__Your task__: Output the full listing word for word.
───── Available records
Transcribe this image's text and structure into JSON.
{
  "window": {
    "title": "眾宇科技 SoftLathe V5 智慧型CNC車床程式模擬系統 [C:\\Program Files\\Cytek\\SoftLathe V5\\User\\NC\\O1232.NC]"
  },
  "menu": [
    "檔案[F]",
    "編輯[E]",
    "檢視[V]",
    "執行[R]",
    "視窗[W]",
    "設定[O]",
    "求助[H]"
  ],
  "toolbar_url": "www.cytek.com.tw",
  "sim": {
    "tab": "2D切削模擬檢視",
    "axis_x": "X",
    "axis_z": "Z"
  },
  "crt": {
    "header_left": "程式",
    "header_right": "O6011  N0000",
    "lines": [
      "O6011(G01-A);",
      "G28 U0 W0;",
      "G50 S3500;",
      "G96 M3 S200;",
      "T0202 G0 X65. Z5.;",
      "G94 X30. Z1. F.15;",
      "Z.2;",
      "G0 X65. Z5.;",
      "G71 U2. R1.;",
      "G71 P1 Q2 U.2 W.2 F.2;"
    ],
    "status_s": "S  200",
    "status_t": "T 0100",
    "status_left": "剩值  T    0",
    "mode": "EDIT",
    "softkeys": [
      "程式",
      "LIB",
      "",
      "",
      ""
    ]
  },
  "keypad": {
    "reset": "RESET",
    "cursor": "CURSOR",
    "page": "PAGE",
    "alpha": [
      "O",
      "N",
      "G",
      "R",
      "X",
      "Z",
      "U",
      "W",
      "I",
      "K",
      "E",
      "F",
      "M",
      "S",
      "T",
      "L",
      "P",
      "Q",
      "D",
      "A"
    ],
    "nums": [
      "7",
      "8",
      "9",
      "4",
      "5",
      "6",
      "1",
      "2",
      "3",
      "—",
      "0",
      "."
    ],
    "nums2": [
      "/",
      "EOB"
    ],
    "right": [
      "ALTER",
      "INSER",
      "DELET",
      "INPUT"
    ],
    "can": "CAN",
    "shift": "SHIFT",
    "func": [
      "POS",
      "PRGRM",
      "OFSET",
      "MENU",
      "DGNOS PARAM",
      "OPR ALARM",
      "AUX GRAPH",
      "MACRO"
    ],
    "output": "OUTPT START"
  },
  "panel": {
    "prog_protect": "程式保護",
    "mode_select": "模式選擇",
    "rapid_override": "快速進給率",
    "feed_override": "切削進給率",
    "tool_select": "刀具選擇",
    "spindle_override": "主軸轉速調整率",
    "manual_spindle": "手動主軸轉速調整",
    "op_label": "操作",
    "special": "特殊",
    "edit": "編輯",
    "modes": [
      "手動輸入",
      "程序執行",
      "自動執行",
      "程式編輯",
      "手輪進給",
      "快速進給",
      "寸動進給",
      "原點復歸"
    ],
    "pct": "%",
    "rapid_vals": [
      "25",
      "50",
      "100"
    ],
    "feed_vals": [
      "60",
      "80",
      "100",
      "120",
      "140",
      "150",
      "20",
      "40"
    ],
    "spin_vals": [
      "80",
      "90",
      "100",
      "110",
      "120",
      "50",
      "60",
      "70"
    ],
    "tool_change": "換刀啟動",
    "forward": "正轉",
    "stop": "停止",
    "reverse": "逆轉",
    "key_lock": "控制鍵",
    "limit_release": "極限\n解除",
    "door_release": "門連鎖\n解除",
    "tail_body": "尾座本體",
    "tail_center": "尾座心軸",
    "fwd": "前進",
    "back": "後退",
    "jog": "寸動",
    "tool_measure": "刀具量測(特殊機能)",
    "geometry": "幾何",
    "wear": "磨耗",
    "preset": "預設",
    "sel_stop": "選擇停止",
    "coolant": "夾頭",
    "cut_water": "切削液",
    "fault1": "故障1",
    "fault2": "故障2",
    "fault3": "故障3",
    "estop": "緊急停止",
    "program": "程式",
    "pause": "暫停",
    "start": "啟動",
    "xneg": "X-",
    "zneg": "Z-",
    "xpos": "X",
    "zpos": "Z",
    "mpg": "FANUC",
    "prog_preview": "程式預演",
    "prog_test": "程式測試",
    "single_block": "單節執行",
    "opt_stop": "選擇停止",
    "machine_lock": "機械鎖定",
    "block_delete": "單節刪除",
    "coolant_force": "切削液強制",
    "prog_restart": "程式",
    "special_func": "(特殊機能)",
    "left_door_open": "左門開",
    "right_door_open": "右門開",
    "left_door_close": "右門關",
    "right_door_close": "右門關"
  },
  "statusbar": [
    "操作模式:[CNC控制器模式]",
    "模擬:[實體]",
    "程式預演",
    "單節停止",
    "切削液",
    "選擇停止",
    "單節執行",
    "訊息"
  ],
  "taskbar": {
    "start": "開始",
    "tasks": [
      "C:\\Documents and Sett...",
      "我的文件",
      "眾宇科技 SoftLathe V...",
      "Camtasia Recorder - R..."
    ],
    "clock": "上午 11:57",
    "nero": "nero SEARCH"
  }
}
──────────
__Solution to the exercise__:
Transcribe this image's text and structure into JSON.
{
  "window": {
    "title": "眾宇科技 SoftLathe V5 智慧型CNC車床程式模擬系統 [C:\\Program Files\\Cytek\\SoftLathe V5\\User\\NC\\O1232.NC]"
  },
  "menu": [
    "檔案[F]",
    "編輯[E]",
    "檢視[V]",
    "執行[R]",
    "視窗[W]",
    "設定[O]",
    "求助[H]"
  ],
  "toolbar_url": "www.cytek.com.tw",
  "sim": {
    "tab": "2D切削模擬檢視",
    "axis_x": "X",
    "axis_z": "Z"
  },
  "crt": {
    "header_left": "程式",
    "header_right": "O6011  N0000",
    "lines": [
      "O6011(G01-A);",
      "G28 U0 W0;",
      "G50 S3500;",
      "G96 M3 S200;",
      "T0202 G0 X65. Z5.;",
      "G94 X30. Z1. F.15;",
      "Z.2;",
      "G0 X65. Z5.;",
      "G71 U2. R1.;",
      "G71 P1 Q2 U.2 W.2 F.2;"
    ],
    "status_s": "S  200",
    "status_t": "T 0100",
    "status_left": "剩值  T    0",
    "mode": "EDIT",
    "softkeys": [
      "程式",
      "LIB",
      "",
      "",
      ""
    ]
  },
  "keypad": {
    "reset": "RESET",
    "cursor": "CURSOR",
    "page": "PAGE",
    "alpha": [
      "O",
      "N",
      "G",
      "R",
      "X",
      "Z",
      "U",
      "W",
      "I",
      "K",
      "E",
      "F",
      "M",
      "S",
      "T",
      "L",
      "P",
      "Q",
      "D",
      "A"
    ],
    "nums": [
      "7",
      "8",
      "9",
      "4",
      "5",
      "6",
      "1",
      "2",
      "3",
      "—",
      "0",
      "."
    ],
    "nums2": [
      "/",
      "EOB"
    ],
    "right": [
      "ALTER",
      "INSER",
      "DELET",
      "INPUT"
    ],
    "can": "CAN",
    "shift": "SHIFT",
    "func": [
      "POS",
      "PRGRM",
      "OFSET",
      "MENU",
      "DGNOS PARAM",
      "OPR ALARM",
      "AUX GRAPH",
      "MACRO"
    ],
    "output": "OUTPT START"
  },
  "panel": {
    "prog_protect": "程式保護",
    "mode_select": "模式選擇",
    "rapid_override": "快速進給率",
    "feed_override": "切削進給率",
    "tool_select": "刀具選擇",
    "spindle_override": "主軸轉速調整率",
    "manual_spindle": "手動主軸轉速調整",
    "op_label": "操作",
    "special": "特殊",
    "edit": "編輯",
    "modes": [
      "手動輸入",
      "程序執行",
      "自動執行",
      "程式編輯",
      "手輪進給",
      "快速進給",
      "寸動進給",
      "原點復歸"
    ],
    "pct": "%",
    "rapid_vals": [
      "25",
      "50",
      "100"
    ],
    "feed_vals": [
      "60",
      "80",
      "100",
      "120",
      "140",
      "150",
      "20",
      "40"
    ],
    "spin_vals": [
      "80",
      "90",
      "100",
      "110",
      "120",
      "50",
      "60",
      "70"
    ],
    "tool_change": "換刀啟動",
    "forward": "正轉",
    "stop": "停止",
    "reverse": "逆轉",
    "key_lock": "控制鍵",
    "limit_release": "極限\n解除",
    "door_release": "門連鎖\n解除",
    "tail_body": "尾座本體",
    "tail_center": "尾座心軸",
    "fwd": "前進",
    "back": "後退",
    "jog": "寸動",
    "tool_measure": "刀具量測(特殊機能)",
    "geometry": "幾何",
    "wear": "磨耗",
    "preset": "預設",
    "sel_stop": "選擇停止",
    "coolant": "夾頭",
    "cut_water": "切削液",
    "fault1": "故障1",
    "fault2": "故障2",
    "fault3": "故障3",
    "estop": "緊急停止",
    "program": "程式",
    "pause": "暫停",
    "start": "啟動",
    "xneg": "X-",
    "zneg": "Z-",
    "xpos": "X",
    "zpos": "Z",
    "mpg": "FANUC",
    "prog_preview": "程式預演",
    "prog_test": "程式測試",
    "single_block": "單節執行",
    "opt_stop": "選擇停止",
    "machine_lock": "機械鎖定",
    "block_delete": "單節刪除",
    "coolant_force": "切削液強制",
    "prog_restart": "程式",
    "special_func": "(特殊機能)",
    "left_door_open": "左門開",
    "right_door_open": "右門開",
    "left_door_close": "右門關",
    "right_door_close": "右門關"
  },
  "statusbar": [
    "操作模式:[CNC控制器模式]",
    "模擬:[實體]",
    "程式預演",
    "單節停止",
    "切削液",
    "選擇停止",
    "單節執行",
    "訊息"
  ],
  "taskbar": {
    "start": "開始",
    "tasks": [
      "C:\\Documents and Sett...",
      "我的文件",
      "眾宇科技 SoftLathe V...",
      "Camtasia Recorder - R..."
    ],
    "clock": "上午 11:57",
    "nero": "nero SEARCH"
  }
}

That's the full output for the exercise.